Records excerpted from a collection
_____

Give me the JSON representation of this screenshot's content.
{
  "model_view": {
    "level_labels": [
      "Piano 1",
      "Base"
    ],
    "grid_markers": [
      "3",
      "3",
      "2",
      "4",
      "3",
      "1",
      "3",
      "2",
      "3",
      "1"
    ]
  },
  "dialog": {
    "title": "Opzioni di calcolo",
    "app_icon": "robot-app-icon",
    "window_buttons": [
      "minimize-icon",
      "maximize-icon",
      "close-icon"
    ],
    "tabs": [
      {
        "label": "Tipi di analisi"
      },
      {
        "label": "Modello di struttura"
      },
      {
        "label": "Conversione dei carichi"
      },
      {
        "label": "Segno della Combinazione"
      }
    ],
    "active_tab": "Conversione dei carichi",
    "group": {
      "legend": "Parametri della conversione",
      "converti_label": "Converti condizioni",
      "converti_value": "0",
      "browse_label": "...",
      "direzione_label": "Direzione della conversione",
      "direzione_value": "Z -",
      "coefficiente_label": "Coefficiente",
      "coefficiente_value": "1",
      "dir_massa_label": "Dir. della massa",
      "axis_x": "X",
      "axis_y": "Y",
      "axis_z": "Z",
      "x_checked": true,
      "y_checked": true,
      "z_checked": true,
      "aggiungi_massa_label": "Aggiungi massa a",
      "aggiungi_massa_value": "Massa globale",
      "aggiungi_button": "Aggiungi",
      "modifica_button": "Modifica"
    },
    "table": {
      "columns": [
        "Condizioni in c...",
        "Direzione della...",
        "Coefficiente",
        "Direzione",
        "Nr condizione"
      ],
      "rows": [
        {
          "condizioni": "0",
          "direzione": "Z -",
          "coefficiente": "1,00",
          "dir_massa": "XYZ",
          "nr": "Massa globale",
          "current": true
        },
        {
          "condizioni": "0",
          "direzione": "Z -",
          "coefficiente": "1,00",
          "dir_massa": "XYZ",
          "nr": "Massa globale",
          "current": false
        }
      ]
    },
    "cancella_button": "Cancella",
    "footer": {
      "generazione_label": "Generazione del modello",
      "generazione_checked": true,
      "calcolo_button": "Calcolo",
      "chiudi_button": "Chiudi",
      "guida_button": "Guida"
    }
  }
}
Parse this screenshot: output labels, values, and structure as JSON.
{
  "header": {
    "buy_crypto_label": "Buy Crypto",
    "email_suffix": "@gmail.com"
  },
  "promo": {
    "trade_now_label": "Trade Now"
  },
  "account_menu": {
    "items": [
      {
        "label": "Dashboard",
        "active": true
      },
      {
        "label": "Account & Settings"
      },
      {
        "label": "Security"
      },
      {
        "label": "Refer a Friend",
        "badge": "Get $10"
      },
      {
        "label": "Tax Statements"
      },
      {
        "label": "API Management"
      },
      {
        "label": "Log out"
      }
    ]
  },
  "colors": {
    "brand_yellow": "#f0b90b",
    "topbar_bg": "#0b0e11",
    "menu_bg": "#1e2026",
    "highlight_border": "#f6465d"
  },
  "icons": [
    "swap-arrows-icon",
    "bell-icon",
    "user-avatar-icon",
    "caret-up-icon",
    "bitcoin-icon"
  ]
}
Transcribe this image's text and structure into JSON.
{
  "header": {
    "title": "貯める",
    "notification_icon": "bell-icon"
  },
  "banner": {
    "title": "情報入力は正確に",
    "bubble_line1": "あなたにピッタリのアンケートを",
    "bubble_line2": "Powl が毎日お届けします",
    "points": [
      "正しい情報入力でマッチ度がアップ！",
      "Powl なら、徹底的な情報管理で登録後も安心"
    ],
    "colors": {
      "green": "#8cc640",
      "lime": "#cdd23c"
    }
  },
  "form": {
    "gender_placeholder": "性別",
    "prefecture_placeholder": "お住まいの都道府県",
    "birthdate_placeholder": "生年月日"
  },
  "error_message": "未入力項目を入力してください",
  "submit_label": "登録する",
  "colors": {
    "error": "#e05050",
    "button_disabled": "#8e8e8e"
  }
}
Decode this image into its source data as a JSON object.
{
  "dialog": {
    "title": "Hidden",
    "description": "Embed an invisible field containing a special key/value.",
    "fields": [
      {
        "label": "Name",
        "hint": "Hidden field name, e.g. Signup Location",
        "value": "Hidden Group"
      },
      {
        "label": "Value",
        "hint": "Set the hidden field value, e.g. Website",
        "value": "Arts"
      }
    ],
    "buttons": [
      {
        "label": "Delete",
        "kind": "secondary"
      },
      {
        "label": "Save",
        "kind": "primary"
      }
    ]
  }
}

_____

▶ Challenge
Extract all of the data exactly as written.

▶ Reply to the task
Give me the JSON representation of this screenshot's content.
{
  "model_view": {
    "level_labels": [
      "Piano 1",
      "Base"
    ],
    "grid_markers": [
      "3",
      "3",
      "2",
      "4",
      "3",
      "1",
      "3",
      "2",
      "3",
      "1"
    ]
  },
  "dialog": {
    "title": "Opzioni di calcolo",
    "app_icon": "robot-app-icon",
    "window_buttons": [
      "minimize-icon",
      "maximize-icon",
      "close-icon"
    ],
    "tabs": [
      {
        "label": "Tipi di analisi"
      },
      {
        "label": "Modello di struttura"
      },
      {
        "label": "Conversione dei carichi"
      },
      {
        "label": "Segno della Combinazione"
      }
    ],
    "active_tab": "Conversione dei carichi",
    "group": {
      "legend": "Parametri della conversione",
      "converti_label": "Converti condizioni",
      "converti_value": "0",
      "browse_label": "...",
      "direzione_label": "Direzione della conversione",
      "direzione_value": "Z -",
      "coefficiente_label": "Coefficiente",
      "coefficiente_value": "1",
      "dir_massa_label": "Dir. della massa",
      "axis_x": "X",
      "axis_y": "Y",
      "axis_z": "Z",
      "x_checked": true,
      "y_checked": true,
      "z_checked": true,
      "aggiungi_massa_label": "Aggiungi massa a",
      "aggiungi_massa_value": "Massa globale",
      "aggiungi_button": "Aggiungi",
      "modifica_button": "Modifica"
    },
    "table": {
      "columns": [
        "Condizioni in c...",
        "Direzione della...",
        "Coefficiente",
        "Direzione",
        "Nr condizione"
      ],
      "rows": [
        {
          "condizioni": "0",
          "direzione": "Z -",
          "coefficiente": "1,00",
          "dir_massa": "XYZ",
          "nr": "Massa globale",
          "current": true
        },
        {
          "condizioni": "0",
          "direzione": "Z -",
          "coefficiente": "1,00",
          "dir_massa": "XYZ",
          "nr": "Massa globale",
          "current": false
        }
      ]
    },
    "cancella_button": "Cancella",
    "footer": {
      "generazione_label": "Generazione del modello",
      "generazione_checked": true,
      "calcolo_button": "Calcolo",
      "chiudi_button": "Chiudi",
      "guida_button": "Guida"
    }
  }
}
Parse this screenshot: output labels, values, and structure as JSON.
{
  "header": {
    "buy_crypto_label": "Buy Crypto",
    "email_suffix": "@gmail.com"
  },
  "promo": {
    "trade_now_label": "Trade Now"
  },
  "account_menu": {
    "items": [
      {
        "label": "Dashboard",
        "active": true
      },
      {
        "label": "Account & Settings"
      },
      {
        "label": "Security"
      },
      {
        "label": "Refer a Friend",
        "badge": "Get $10"
      },
      {
        "label": "Tax Statements"
      },
      {
        "label": "API Management"
      },
      {
        "label": "Log out"
      }
    ]
  },
  "colors": {
    "brand_yellow": "#f0b90b",
    "topbar_bg": "#0b0e11",
    "menu_bg": "#1e2026",
    "highlight_border": "#f6465d"
  },
  "icons": [
    "swap-arrows-icon",
    "bell-icon",
    "user-avatar-icon",
    "caret-up-icon",
    "bitcoin-icon"
  ]
}
Transcribe this image's text and structure into JSON.
{
  "header": {
    "title": "貯める",
    "notification_icon": "bell-icon"
  },
  "banner": {
    "title": "情報入力は正確に",
    "bubble_line1": "あなたにピッタリのアンケートを",
    "bubble_line2": "Powl が毎日お届けします",
    "points": [
      "正しい情報入力でマッチ度がアップ！",
      "Powl なら、徹底的な情報管理で登録後も安心"
    ],
    "colors": {
      "green": "#8cc640",
      "lime": "#cdd23c"
    }
  },
  "form": {
    "gender_placeholder": "性別",
    "prefecture_placeholder": "お住まいの都道府県",
    "birthdate_placeholder": "生年月日"
  },
  "error_message": "未入力項目を入力してください",
  "submit_label": "登録する",
  "colors": {
    "error": "#e05050",
    "button_disabled": "#8e8e8e"
  }
}
Decode this image into its source data as a JSON object.
{
  "dialog": {
    "title": "Hidden",
    "description": "Embed an invisible field containing a special key/value.",
    "fields": [
      {
        "label": "Name",
        "hint": "Hidden field name, e.g. Signup Location",
        "value": "Hidden Group"
      },
      {
        "label": "Value",
        "hint": "Set the hidden field value, e.g. Website",
        "value": "Arts"
      }
    ],
    "buttons": [
      {
        "label": "Delete",
        "kind": "secondary"
      },
      {
        "label": "Save",
        "kind": "primary"
      }
    ]
  }
}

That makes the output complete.